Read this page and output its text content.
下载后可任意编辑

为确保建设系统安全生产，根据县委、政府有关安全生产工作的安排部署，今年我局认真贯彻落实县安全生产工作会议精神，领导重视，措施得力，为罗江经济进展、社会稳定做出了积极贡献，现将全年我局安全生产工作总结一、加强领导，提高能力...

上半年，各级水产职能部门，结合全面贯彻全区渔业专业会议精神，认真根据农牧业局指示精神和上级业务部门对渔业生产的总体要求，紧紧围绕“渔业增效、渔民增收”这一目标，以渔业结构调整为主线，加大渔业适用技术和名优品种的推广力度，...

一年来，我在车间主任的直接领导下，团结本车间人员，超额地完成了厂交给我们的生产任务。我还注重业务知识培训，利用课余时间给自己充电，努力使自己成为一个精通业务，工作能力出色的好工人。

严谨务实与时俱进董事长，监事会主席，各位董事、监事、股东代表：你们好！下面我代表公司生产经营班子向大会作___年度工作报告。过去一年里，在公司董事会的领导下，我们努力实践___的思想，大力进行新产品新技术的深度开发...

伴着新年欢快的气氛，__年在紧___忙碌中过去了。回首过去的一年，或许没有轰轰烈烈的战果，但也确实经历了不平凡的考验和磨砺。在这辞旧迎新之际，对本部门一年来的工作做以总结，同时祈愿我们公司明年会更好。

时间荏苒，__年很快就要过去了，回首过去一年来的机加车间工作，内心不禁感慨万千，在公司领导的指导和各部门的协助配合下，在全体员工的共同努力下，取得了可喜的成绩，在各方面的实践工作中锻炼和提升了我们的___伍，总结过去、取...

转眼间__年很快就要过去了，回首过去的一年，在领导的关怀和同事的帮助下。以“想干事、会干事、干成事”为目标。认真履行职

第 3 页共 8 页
********************
To be done: Respond with the number of lines containing "回首过去的一年" and no additional words.

Solution to this task: 2